● **页面摘录**:
^^^^^^^^^^^^^^^^

谈价值多元与价值共识
2016-03-26王锡军
王锡军
(长沙职业技术学院,湖南 长沙 410217)
谈价值多元与价值共识
王锡军
(长沙职业技术学院,湖南 长沙 410217)
摘要:客体所具有的能够满足主体需要的属性的“价值”与主体间“关系善”的“价值”是两个完全不同的领域,两者的内涵不具有统合性。价值多元是基于客体所具有的能够满足主体需要的属性的“价值”定义的,多元主体具有多元需要是价值多元的基本逻辑。价值多元本质上是利益多元,价值冲突的本质是主体间的利益冲突。“两个价值”都会有价值共识,主体间“关系善”的价值共识更加具有伦理和政治意义。
关键词:价值;价值多元;价值冲突;关系善;价值共识
一不具有统合性的“两个价值”
在伦理学中,价值是最难以定义的一个词语。波吉曼(Louis P.Pojman)说:“‘价值’是一个极为含糊、暧昧、模棱两可的概念。”[1]布赖恩·威尔逊斯(Bryan Wilsons)也认为,“几乎没有像价值概念这样难以界定的”[2]。被称为“分析的伦理学” 的西方元伦理学把“价值”作为初始概念系统的开端范畴,以此为起点推演出“善”、“应当”、“正当”等伦理学概念。西方元伦理学的价值定义是基于客体与主体关系的,然而,①客体与主体关系的“价值”和②主体与主体关系的“价值”,两者的内涵、“善”“恶”标准以及效用是完全不一样的,不具有统合性。
(一)客体与主体关系的“价值”
1.客体与主体关系的“价值”的基本内涵
西方元伦理学是从客体与主体关系的角度定义价值的,认为价值不是某物独自具有的东西,而是客体与主体的关系范畴,是客体具有的能够满足主体需要的属性。例如,对一个被狗追赶的人而言,一块石头具有满足主体防御被狗咬的属性,因而是个有价值的好东西,离开了这种关系,就石头本身而言,无所谓好坏,即无所谓价值。主体是能够自主的活动者[3](如例中的人),客体则是主体的活动对象(如例中的石头和狗)。
2.基于客体与主体关系“价值”的“善”“恶”推理
比方,一只虎捕食野兔,相对于虎,野兔可以为虎提供能量和营养物质,所以,野兔对于虎有正价值(亦可称作“好”或者“善”);相对于兔,虎要捕食自己,所以,虎对于兔而言具有负价值(亦可称作“坏”或“恶”)。趋利避害是主体追求“善”的“应该”。所以,虎捕食野兔是“应该”, 野兔尽力拼命逃跑也是“应该”。这是自然界的一般规律,天经地义、无可非议。正因为如此,元伦理学便以此为奠基的“公理”——价值是客体的事实属性对于主体的效用。这便有了培里的“价值可以定义为客体对于评价主体的关系”[4]、“价值可以定义为兴趣的函数”[5]之说。正价值(善)即是客体能够满足主体需要的属性;负价值(恶)是与正价值(善)相反的概念,即造成主体需要得不到满足的属性。因为价值不单是客体的属性,而是客体对于主体的效用,它取决于主体的需要,又因为不同的主体的需要是不同的,所以不同的主体就会有不同的“善”“恶”标准,如上文所举例中之虎和兔,它们的“善”“恶”标准是截然相反的。

^^^^^^^^^^^^^^^^

● **所列条目**:
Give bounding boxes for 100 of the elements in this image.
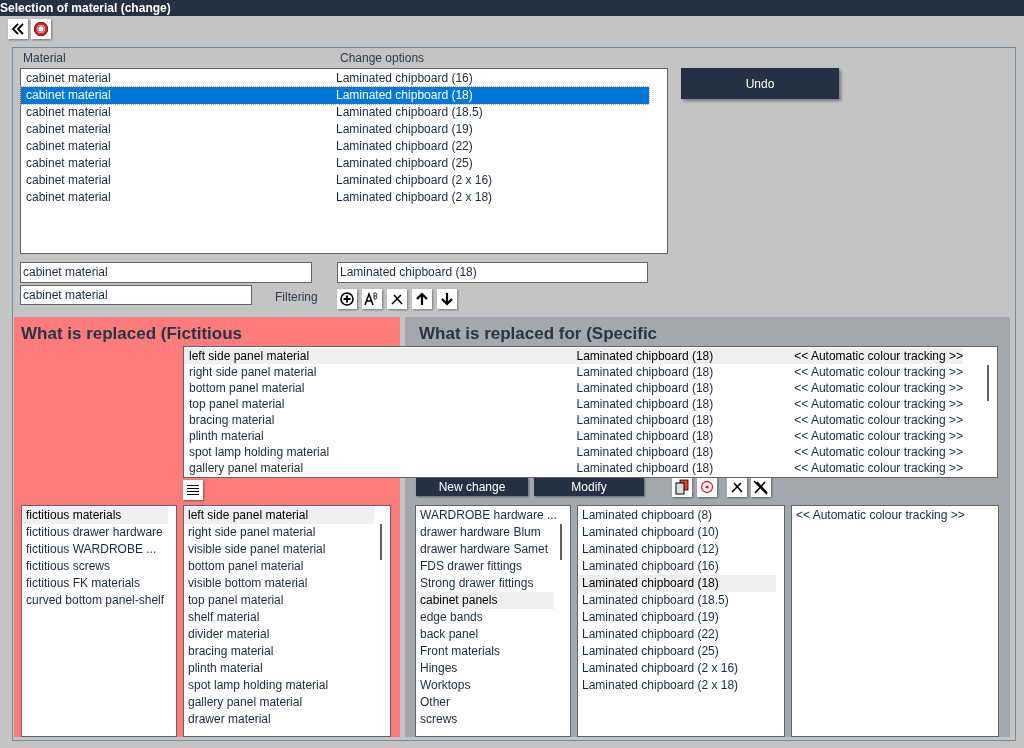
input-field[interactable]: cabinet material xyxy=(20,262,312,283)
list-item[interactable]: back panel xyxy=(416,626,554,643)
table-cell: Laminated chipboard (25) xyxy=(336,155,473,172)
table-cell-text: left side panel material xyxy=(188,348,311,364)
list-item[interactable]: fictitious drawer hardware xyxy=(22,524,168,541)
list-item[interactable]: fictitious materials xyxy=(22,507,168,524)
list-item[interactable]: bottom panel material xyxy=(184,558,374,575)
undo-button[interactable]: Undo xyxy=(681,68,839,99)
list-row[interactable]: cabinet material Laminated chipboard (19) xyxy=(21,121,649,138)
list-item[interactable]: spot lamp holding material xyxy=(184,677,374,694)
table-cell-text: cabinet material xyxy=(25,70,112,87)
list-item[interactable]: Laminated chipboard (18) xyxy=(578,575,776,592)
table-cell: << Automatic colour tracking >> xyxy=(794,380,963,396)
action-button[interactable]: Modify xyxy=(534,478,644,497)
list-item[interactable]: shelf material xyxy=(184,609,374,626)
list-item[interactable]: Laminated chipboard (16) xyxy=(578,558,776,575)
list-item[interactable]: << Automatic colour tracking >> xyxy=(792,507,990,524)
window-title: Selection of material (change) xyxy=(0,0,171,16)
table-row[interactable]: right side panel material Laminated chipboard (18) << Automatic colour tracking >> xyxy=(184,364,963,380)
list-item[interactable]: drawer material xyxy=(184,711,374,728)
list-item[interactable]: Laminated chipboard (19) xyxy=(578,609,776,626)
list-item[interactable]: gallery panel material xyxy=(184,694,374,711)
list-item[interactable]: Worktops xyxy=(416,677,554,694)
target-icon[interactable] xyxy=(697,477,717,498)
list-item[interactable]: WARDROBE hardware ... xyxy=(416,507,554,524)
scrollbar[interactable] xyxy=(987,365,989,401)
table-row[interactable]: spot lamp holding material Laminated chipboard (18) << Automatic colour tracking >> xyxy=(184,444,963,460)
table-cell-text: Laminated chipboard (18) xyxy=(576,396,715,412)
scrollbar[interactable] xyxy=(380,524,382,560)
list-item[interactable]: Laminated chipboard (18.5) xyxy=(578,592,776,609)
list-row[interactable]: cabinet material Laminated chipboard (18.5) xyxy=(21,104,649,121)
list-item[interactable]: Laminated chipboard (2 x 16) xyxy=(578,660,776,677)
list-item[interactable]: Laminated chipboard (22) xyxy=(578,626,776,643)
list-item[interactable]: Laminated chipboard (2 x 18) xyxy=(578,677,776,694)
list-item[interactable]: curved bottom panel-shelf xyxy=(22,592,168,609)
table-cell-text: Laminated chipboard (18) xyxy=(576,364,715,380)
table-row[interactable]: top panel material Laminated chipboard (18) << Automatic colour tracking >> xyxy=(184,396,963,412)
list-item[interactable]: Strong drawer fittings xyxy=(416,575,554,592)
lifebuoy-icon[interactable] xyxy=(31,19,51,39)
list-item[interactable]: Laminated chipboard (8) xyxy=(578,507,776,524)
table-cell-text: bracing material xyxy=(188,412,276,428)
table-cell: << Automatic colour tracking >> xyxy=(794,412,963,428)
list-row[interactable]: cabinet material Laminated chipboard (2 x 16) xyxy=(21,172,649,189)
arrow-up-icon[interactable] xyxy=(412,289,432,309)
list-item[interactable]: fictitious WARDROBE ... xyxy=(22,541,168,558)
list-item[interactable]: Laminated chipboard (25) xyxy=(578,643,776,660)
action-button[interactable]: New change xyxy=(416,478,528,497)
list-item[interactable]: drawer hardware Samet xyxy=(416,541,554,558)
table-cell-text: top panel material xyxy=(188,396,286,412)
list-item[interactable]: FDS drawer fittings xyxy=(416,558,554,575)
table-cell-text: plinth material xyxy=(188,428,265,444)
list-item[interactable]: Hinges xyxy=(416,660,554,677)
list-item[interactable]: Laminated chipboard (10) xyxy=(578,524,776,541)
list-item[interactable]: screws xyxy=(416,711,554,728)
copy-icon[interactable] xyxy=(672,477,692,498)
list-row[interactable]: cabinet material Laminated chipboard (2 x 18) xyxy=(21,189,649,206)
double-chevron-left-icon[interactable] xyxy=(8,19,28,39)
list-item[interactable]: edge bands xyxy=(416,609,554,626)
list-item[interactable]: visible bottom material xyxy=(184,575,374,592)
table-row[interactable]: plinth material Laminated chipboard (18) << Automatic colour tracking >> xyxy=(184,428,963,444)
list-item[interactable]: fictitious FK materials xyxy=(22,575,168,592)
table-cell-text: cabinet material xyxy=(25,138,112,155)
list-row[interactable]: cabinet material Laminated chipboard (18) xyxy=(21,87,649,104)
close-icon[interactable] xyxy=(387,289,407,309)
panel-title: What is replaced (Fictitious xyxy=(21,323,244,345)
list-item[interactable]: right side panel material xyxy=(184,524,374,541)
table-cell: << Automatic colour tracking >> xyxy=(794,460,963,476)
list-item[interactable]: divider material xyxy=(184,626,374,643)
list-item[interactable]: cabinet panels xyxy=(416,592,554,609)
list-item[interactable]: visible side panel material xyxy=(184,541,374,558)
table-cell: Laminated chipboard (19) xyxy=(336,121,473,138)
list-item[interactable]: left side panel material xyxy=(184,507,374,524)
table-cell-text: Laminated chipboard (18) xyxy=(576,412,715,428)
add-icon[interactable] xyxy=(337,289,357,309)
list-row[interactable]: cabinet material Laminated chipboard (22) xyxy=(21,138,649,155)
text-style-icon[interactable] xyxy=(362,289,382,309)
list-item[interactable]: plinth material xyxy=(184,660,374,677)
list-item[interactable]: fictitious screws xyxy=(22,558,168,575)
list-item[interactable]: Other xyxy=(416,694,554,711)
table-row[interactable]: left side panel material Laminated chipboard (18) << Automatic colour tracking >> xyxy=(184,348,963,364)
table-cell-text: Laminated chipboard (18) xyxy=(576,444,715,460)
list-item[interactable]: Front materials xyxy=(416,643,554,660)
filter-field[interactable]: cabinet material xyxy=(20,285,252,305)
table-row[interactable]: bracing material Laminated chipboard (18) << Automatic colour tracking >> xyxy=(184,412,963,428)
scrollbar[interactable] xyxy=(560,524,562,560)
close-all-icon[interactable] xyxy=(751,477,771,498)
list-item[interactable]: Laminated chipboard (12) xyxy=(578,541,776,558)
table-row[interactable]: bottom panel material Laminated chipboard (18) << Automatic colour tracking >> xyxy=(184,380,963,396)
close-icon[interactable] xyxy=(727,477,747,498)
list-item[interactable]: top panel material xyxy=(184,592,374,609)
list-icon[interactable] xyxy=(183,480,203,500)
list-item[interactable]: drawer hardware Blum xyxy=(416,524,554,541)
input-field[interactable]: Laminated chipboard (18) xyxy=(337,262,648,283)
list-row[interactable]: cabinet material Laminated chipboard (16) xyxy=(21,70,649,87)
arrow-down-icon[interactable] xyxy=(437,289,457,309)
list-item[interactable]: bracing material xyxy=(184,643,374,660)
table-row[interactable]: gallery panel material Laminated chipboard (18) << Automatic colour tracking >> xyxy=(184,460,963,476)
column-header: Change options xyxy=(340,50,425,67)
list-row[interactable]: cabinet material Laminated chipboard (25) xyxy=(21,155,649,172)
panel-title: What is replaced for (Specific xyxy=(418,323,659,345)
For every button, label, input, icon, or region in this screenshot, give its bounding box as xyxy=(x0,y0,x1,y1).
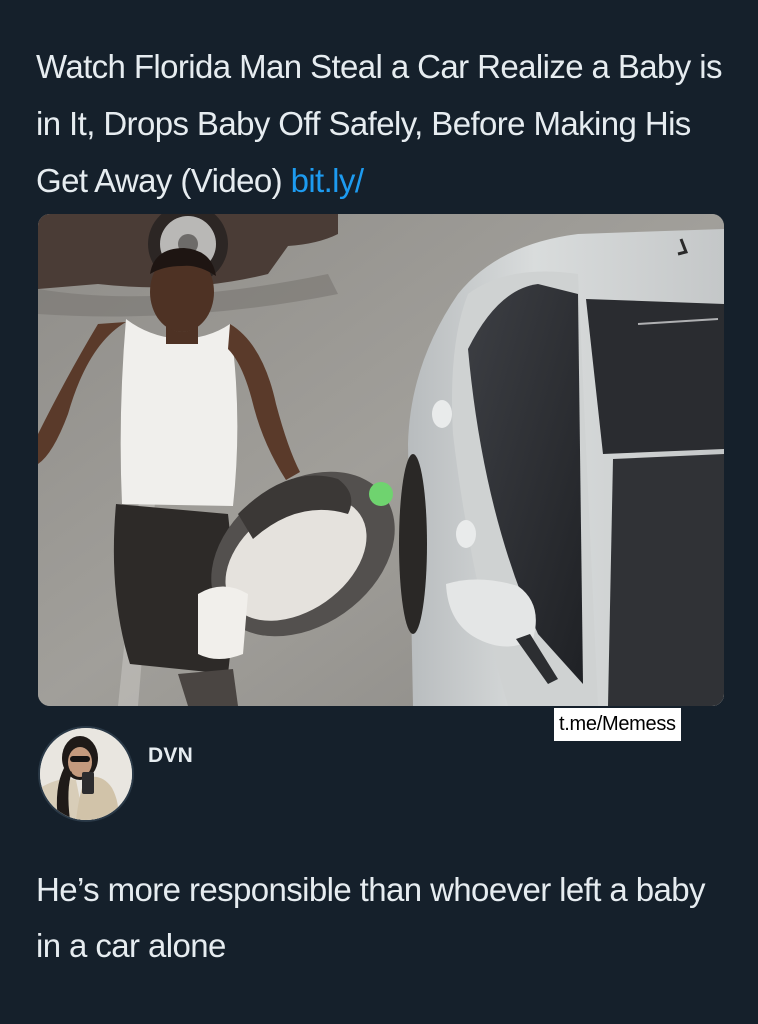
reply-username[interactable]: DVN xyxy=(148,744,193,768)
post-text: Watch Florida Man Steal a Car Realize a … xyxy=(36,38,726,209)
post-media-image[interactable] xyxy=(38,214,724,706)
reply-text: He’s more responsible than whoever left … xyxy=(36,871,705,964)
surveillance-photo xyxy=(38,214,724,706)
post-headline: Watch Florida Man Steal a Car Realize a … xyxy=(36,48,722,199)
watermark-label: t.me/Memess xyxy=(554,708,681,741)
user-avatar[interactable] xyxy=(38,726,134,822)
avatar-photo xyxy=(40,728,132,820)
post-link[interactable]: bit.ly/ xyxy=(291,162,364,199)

^^^^^^^^^^^^^^^^

● **小练习 1**: 请把页面摘录中从“摘要:客体所具有的能够满足主”到“动对象(如例中的石头和狗)。”的这一段重写一遍,把其中的“石头”换成“木棍”。
● **小练习 2**: 按照页面摘录的说法,价值冲突的本质是什么?

● **任务结果 1**:
摘要:客体所具有的能够满足主体需要的属性的“价值”与主体间“关系善”的“价值”是两个完全不同的领域,两者的内涵不具有统合性。价值多元是基于客体所具有的能够满足主体需要的属性的“价值”定义的,多元主体具有多元需要是价值多元的基本逻辑。价值多元本质上是利益多元,价值冲突的本质是主体间的利益冲突。“两个价值”都会有价值共识,主体间“关系善”的价值共识更加具有伦理和政治意义。
关键词:价值;价值多元;价值冲突;关系善;价值共识
一不具有统合性的“两个价值”
在伦理学中,价值是最难以定义的一个词语。波吉曼(Louis P.Pojman)说:“‘价值’是一个极为含糊、暧昧、模棱两可的概念。”[1]布赖恩·威尔逊斯(Bryan Wilsons)也认为,“几乎没有像价值概念这样难以界定的”[2]。被称为“分析的伦理学” 的西方元伦理学把“价值”作为初始概念系统的开端范畴,以此为起点推演出“善”、“应当”、“正当”等伦理学概念。西方元伦理学的价值定义是基于客体与主体关系的,然而,①客体与主体关系的“价值”和②主体与主体关系的“价值”,两者的内涵、“善”“恶”标准以及效用是完全不一样的,不具有统合性。
(一)客体与主体关系的“价值”
1.客体与主体关系的“价值”的基本内涵
西方元伦理学是从客体与主体关系的角度定义价值的,认为价值不是某物独自具有的东西,而是客体与主体的关系范畴,是客体具有的能够满足主体需要的属性。例如,对一个被狗追赶的人而言,一块木棍具有满足主体防御被狗咬的属性,因而是个有价值的好东西,离开了这种关系,就木棍本身而言,无所谓好坏,即无所谓价值。主体是能够自主的活动者[3](如例中的人),客体则是主体的活动对象(如例中的木棍和狗)。

● **任务结果 2**: 价值冲突的本质是主体间的利益冲突。